_Requirements_. Leave out the pictures; transcribe all else exactly.

_Provided records_.
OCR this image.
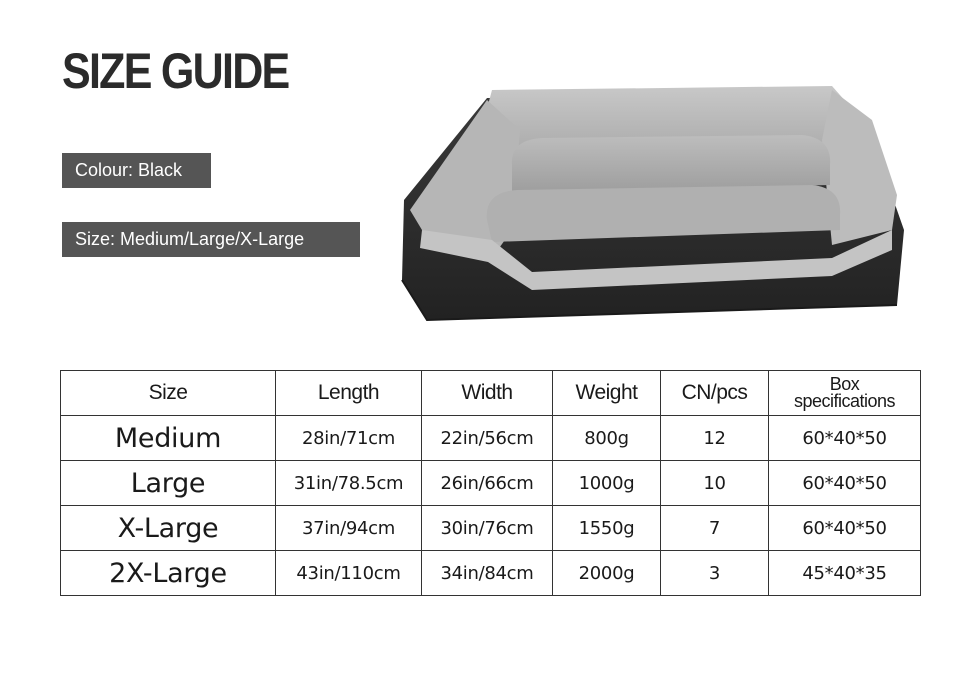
SIZE GUIDE
Colour: Black
Size: Medium/Large/X-Large
Size	Length	Width	Weight	CN/pcs	Box
specifications
Medium	28in/71cm	22in/56cm	800g	12	60*40*50
Large	31in/78.5cm	26in/66cm	1000g	10	60*40*50
X-Large	37in/94cm	30in/76cm	1550g	7	60*40*50
2X-Large	43in/110cm	34in/84cm	2000g	3	45*40*35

_Answer below_.
OCR this image.
SIZE GUIDE
Colour: Black
Size: Medium/Large/X-Large
Size	Length	Width	Weight	CN/pcs	Box
specifications
Medium	28in/71cm	22in/56cm	800g	12	60*40*50
Large	31in/78.5cm	26in/66cm	1000g	10	60*40*50
X-Large	37in/94cm	30in/76cm	1550g	7	60*40*50
2X-Large	43in/110cm	34in/84cm	2000g	3	45*40*35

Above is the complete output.